Part of a data file –
==*==

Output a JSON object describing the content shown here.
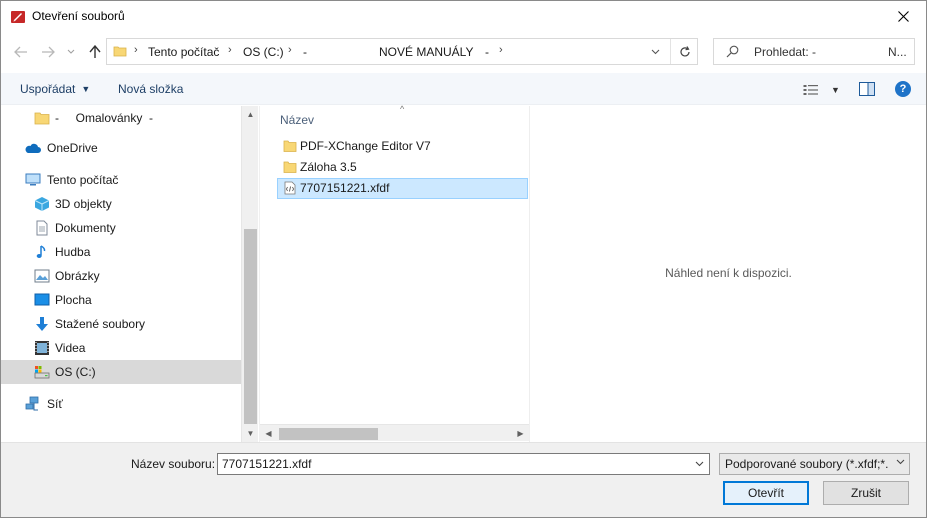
{
  "window": {
    "title": "Otevření souborů"
  },
  "address": {
    "segments": [
      "Tento počítač",
      "OS (C:)",
      "-",
      "NOVÉ MANUÁLY",
      "-"
    ]
  },
  "search": {
    "placeholder": "Prohledat: -",
    "placeholder_tail": "N..."
  },
  "toolbar": {
    "organize_label": "Uspořádat",
    "new_folder_label": "Nová složka"
  },
  "nav": {
    "items": [
      {
        "label": "-     Omalovánky  -",
        "icon": "folder-icon"
      },
      {
        "label": "OneDrive",
        "icon": "cloud-icon"
      },
      {
        "label": "Tento počítač",
        "icon": "computer-icon"
      },
      {
        "label": "3D objekty",
        "icon": "cube-icon"
      },
      {
        "label": "Dokumenty",
        "icon": "document-icon"
      },
      {
        "label": "Hudba",
        "icon": "music-icon"
      },
      {
        "label": "Obrázky",
        "icon": "image-icon"
      },
      {
        "label": "Plocha",
        "icon": "desktop-icon"
      },
      {
        "label": "Stažené soubory",
        "icon": "download-icon"
      },
      {
        "label": "Videa",
        "icon": "video-icon"
      },
      {
        "label": "OS (C:)",
        "icon": "drive-icon",
        "selected": true
      },
      {
        "label": "Síť",
        "icon": "network-icon"
      }
    ]
  },
  "files": {
    "column_header": "Název",
    "items": [
      {
        "label": "PDF-XChange Editor V7",
        "icon": "folder-icon"
      },
      {
        "label": "Záloha 3.5",
        "icon": "folder-icon"
      },
      {
        "label": "7707151221.xfdf",
        "icon": "xfdf-file-icon",
        "selected": true
      }
    ]
  },
  "preview": {
    "text": "Náhled není k dispozici."
  },
  "bottom": {
    "filename_label": "Název souboru:",
    "filename_value": "7707151221.xfdf",
    "filetype_value": "Podporované soubory (*.xfdf;*.",
    "open_label": "Otevřít",
    "cancel_label": "Zrušit"
  },
  "colors": {
    "accent": "#0078d7",
    "selection": "#cce8ff",
    "folder": "#f8d775"
  }
}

==*==

Prompt –
Drop the images and quote the entries word for word.

Expected output –
Output a JSON object describing the content shown here.
{
  "window": {
    "title": "Otevření souborů"
  },
  "address": {
    "segments": [
      "Tento počítač",
      "OS (C:)",
      "-",
      "NOVÉ MANUÁLY",
      "-"
    ]
  },
  "search": {
    "placeholder": "Prohledat: -",
    "placeholder_tail": "N..."
  },
  "toolbar": {
    "organize_label": "Uspořádat",
    "new_folder_label": "Nová složka"
  },
  "nav": {
    "items": [
      {
        "label": "-     Omalovánky  -",
        "icon": "folder-icon"
      },
      {
        "label": "OneDrive",
        "icon": "cloud-icon"
      },
      {
        "label": "Tento počítač",
        "icon": "computer-icon"
      },
      {
        "label": "3D objekty",
        "icon": "cube-icon"
      },
      {
        "label": "Dokumenty",
        "icon": "document-icon"
      },
      {
        "label": "Hudba",
        "icon": "music-icon"
      },
      {
        "label": "Obrázky",
        "icon": "image-icon"
      },
      {
        "label": "Plocha",
        "icon": "desktop-icon"
      },
      {
        "label": "Stažené soubory",
        "icon": "download-icon"
      },
      {
        "label": "Videa",
        "icon": "video-icon"
      },
      {
        "label": "OS (C:)",
        "icon": "drive-icon",
        "selected": true
      },
      {
        "label": "Síť",
        "icon": "network-icon"
      }
    ]
  },
  "files": {
    "column_header": "Název",
    "items": [
      {
        "label": "PDF-XChange Editor V7",
        "icon": "folder-icon"
      },
      {
        "label": "Záloha 3.5",
        "icon": "folder-icon"
      },
      {
        "label": "7707151221.xfdf",
        "icon": "xfdf-file-icon",
        "selected": true
      }
    ]
  },
  "preview": {
    "text": "Náhled není k dispozici."
  },
  "bottom": {
    "filename_label": "Název souboru:",
    "filename_value": "7707151221.xfdf",
    "filetype_value": "Podporované soubory (*.xfdf;*.",
    "open_label": "Otevřít",
    "cancel_label": "Zrušit"
  },
  "colors": {
    "accent": "#0078d7",
    "selection": "#cce8ff",
    "folder": "#f8d775"
  }
}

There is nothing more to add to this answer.